Items from a data source:
★ ★ ★ ★ ★

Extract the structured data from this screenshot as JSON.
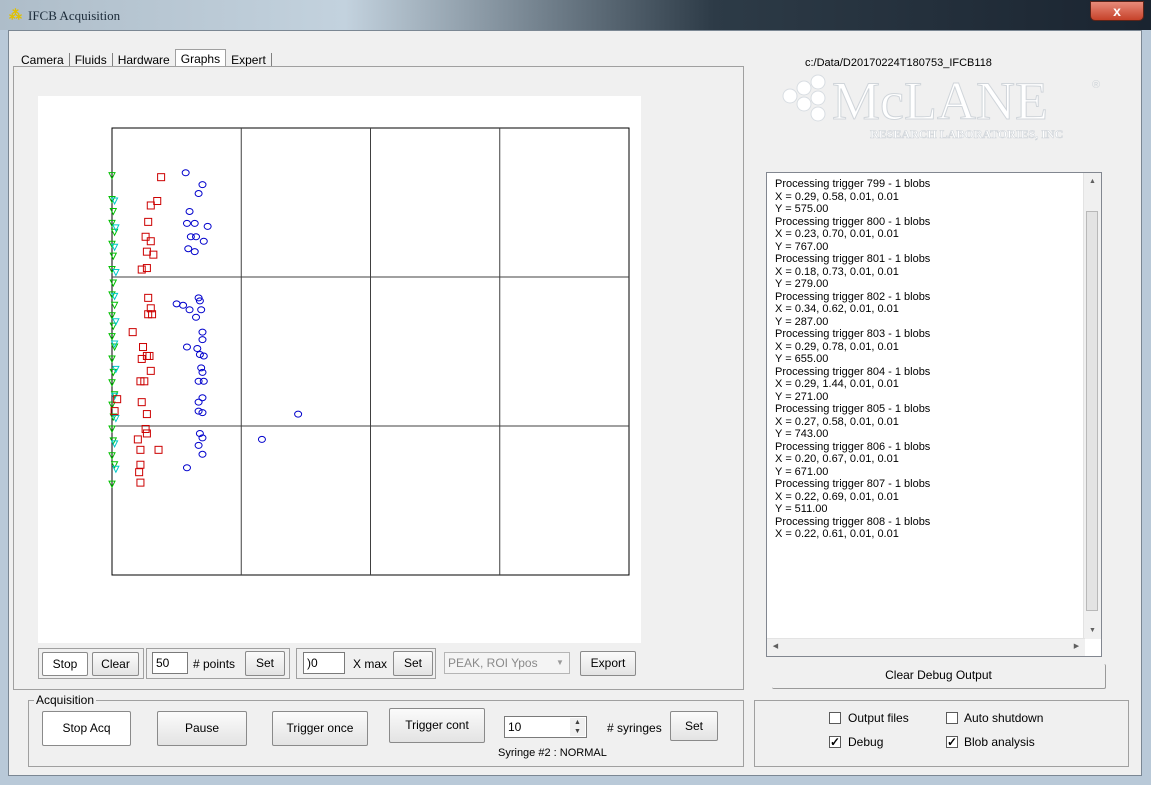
{
  "window": {
    "title": "IFCB Acquisition",
    "close_glyph": "x"
  },
  "tabs": [
    "Camera",
    "Fluids",
    "Hardware",
    "Graphs",
    "Expert"
  ],
  "active_tab": "Graphs",
  "data_path": "c:/Data/D20170224T180753_IFCB118",
  "logo": {
    "brand": "McLANE",
    "registered": "®",
    "tagline": "RESEARCH LABORATORIES, INC"
  },
  "graph_controls": {
    "stop": "Stop",
    "clear": "Clear",
    "points_value": "50",
    "points_label": "# points",
    "points_set": "Set",
    "xmax_value": ")0",
    "xmax_label": "X max",
    "xmax_set": "Set",
    "select_value": "PEAK, ROI Ypos",
    "export": "Export"
  },
  "debug": {
    "lines": [
      "Processing trigger 799 - 1 blobs",
      "X = 0.29, 0.58, 0.01, 0.01",
      "Y = 575.00",
      "Processing trigger 800 - 1 blobs",
      "X = 0.23, 0.70, 0.01, 0.01",
      "Y = 767.00",
      "Processing trigger 801 - 1 blobs",
      "X = 0.18, 0.73, 0.01, 0.01",
      "Y = 279.00",
      "Processing trigger 802 - 1 blobs",
      "X = 0.34, 0.62, 0.01, 0.01",
      "Y = 287.00",
      "Processing trigger 803 - 1 blobs",
      "X = 0.29, 0.78, 0.01, 0.01",
      "Y = 655.00",
      "Processing trigger 804 - 1 blobs",
      "X = 0.29, 1.44, 0.01, 0.01",
      "Y = 271.00",
      "Processing trigger 805 - 1 blobs",
      "X = 0.27, 0.58, 0.01, 0.01",
      "Y = 743.00",
      "Processing trigger 806 - 1 blobs",
      "X = 0.20, 0.67, 0.01, 0.01",
      "Y = 671.00",
      "Processing trigger 807 - 1 blobs",
      "X = 0.22, 0.69, 0.01, 0.01",
      "Y = 511.00",
      "Processing trigger 808 - 1 blobs",
      "X = 0.22, 0.61, 0.01, 0.01"
    ],
    "clear_button": "Clear Debug Output"
  },
  "acquisition": {
    "group_label": "Acquisition",
    "stop_acq": "Stop Acq",
    "pause": "Pause",
    "trigger_once": "Trigger once",
    "trigger_cont": "Trigger cont",
    "syringes_value": "10",
    "syringes_label": "# syringes",
    "set": "Set",
    "syringe_status": "Syringe #2 : NORMAL"
  },
  "options": {
    "output_files": {
      "label": "Output files",
      "checked": false
    },
    "auto_shutdown": {
      "label": "Auto shutdown",
      "checked": false
    },
    "debug": {
      "label": "Debug",
      "checked": true
    },
    "blob_analysis": {
      "label": "Blob analysis",
      "checked": true
    }
  },
  "colors": {
    "series_green": "#00c000",
    "series_cyan": "#00c8c8",
    "series_red": "#cc0000",
    "series_blue": "#0000cc"
  },
  "chart_data": {
    "type": "scatter",
    "xlim": [
      0,
      4
    ],
    "ylim": [
      0,
      3
    ],
    "grid": true,
    "x_gridlines": [
      1,
      2,
      3
    ],
    "y_gridlines": [
      1,
      2
    ],
    "series": [
      {
        "marker": "triangle",
        "color": "#00c000",
        "points": [
          [
            0.0,
            2.68
          ],
          [
            0.0,
            2.52
          ],
          [
            0.01,
            2.44
          ],
          [
            0.0,
            2.36
          ],
          [
            0.02,
            2.3
          ],
          [
            0.0,
            2.22
          ],
          [
            0.01,
            2.14
          ],
          [
            0.0,
            2.05
          ],
          [
            0.01,
            1.96
          ],
          [
            0.0,
            1.88
          ],
          [
            0.02,
            1.81
          ],
          [
            0.0,
            1.74
          ],
          [
            0.01,
            1.67
          ],
          [
            0.0,
            1.6
          ],
          [
            0.02,
            1.53
          ],
          [
            0.0,
            1.45
          ],
          [
            0.01,
            1.36
          ],
          [
            0.0,
            1.29
          ],
          [
            0.02,
            1.21
          ],
          [
            0.0,
            1.14
          ],
          [
            0.01,
            1.06
          ],
          [
            0.0,
            0.98
          ],
          [
            0.01,
            0.9
          ],
          [
            0.0,
            0.8
          ],
          [
            0.02,
            0.74
          ],
          [
            0.0,
            0.61
          ]
        ]
      },
      {
        "marker": "triangle",
        "color": "#00c8c8",
        "points": [
          [
            0.02,
            2.51
          ],
          [
            0.03,
            2.33
          ],
          [
            0.02,
            2.2
          ],
          [
            0.03,
            2.03
          ],
          [
            0.02,
            1.87
          ],
          [
            0.03,
            1.7
          ],
          [
            0.02,
            1.55
          ],
          [
            0.03,
            1.38
          ],
          [
            0.02,
            1.2
          ],
          [
            0.03,
            1.05
          ],
          [
            0.02,
            0.88
          ],
          [
            0.03,
            0.71
          ]
        ]
      },
      {
        "marker": "square",
        "color": "#cc0000",
        "points": [
          [
            0.38,
            2.67
          ],
          [
            0.35,
            2.51
          ],
          [
            0.3,
            2.48
          ],
          [
            0.28,
            2.37
          ],
          [
            0.26,
            2.27
          ],
          [
            0.3,
            2.24
          ],
          [
            0.27,
            2.17
          ],
          [
            0.32,
            2.15
          ],
          [
            0.27,
            2.06
          ],
          [
            0.23,
            2.05
          ],
          [
            0.28,
            1.86
          ],
          [
            0.3,
            1.79
          ],
          [
            0.28,
            1.75
          ],
          [
            0.31,
            1.75
          ],
          [
            0.16,
            1.63
          ],
          [
            0.24,
            1.53
          ],
          [
            0.27,
            1.47
          ],
          [
            0.23,
            1.45
          ],
          [
            0.29,
            1.47
          ],
          [
            0.3,
            1.37
          ],
          [
            0.22,
            1.3
          ],
          [
            0.25,
            1.3
          ],
          [
            0.04,
            1.18
          ],
          [
            0.02,
            1.1
          ],
          [
            0.23,
            1.16
          ],
          [
            0.27,
            1.08
          ],
          [
            0.26,
            0.98
          ],
          [
            0.27,
            0.95
          ],
          [
            0.2,
            0.91
          ],
          [
            0.22,
            0.84
          ],
          [
            0.36,
            0.84
          ],
          [
            0.22,
            0.74
          ],
          [
            0.21,
            0.69
          ],
          [
            0.22,
            0.62
          ]
        ]
      },
      {
        "marker": "circle",
        "color": "#0000cc",
        "points": [
          [
            0.57,
            2.7
          ],
          [
            0.7,
            2.62
          ],
          [
            0.67,
            2.56
          ],
          [
            0.6,
            2.44
          ],
          [
            0.58,
            2.36
          ],
          [
            0.64,
            2.36
          ],
          [
            0.74,
            2.34
          ],
          [
            0.61,
            2.27
          ],
          [
            0.65,
            2.27
          ],
          [
            0.71,
            2.24
          ],
          [
            0.59,
            2.19
          ],
          [
            0.64,
            2.17
          ],
          [
            0.67,
            1.86
          ],
          [
            0.68,
            1.84
          ],
          [
            0.5,
            1.82
          ],
          [
            0.55,
            1.81
          ],
          [
            0.6,
            1.78
          ],
          [
            0.69,
            1.78
          ],
          [
            0.65,
            1.73
          ],
          [
            0.7,
            1.63
          ],
          [
            0.7,
            1.58
          ],
          [
            0.58,
            1.53
          ],
          [
            0.66,
            1.52
          ],
          [
            0.68,
            1.48
          ],
          [
            0.71,
            1.47
          ],
          [
            0.69,
            1.39
          ],
          [
            0.67,
            1.3
          ],
          [
            0.71,
            1.3
          ],
          [
            0.7,
            1.36
          ],
          [
            0.67,
            1.16
          ],
          [
            0.7,
            1.19
          ],
          [
            0.67,
            1.1
          ],
          [
            0.7,
            1.09
          ],
          [
            1.44,
            1.08
          ],
          [
            0.68,
            0.95
          ],
          [
            0.7,
            0.92
          ],
          [
            0.67,
            0.87
          ],
          [
            0.7,
            0.81
          ],
          [
            1.16,
            0.91
          ],
          [
            0.58,
            0.72
          ]
        ]
      }
    ]
  }
}
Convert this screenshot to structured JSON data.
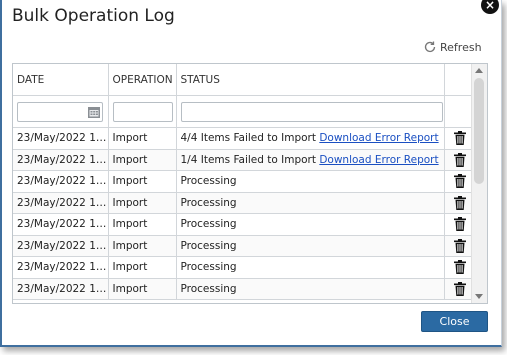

★ ★ ★ ★ ★

** Exercise brief **
In the entries above, how many lines contain the word "JSON"? Answer with the number only.

** Task result **
2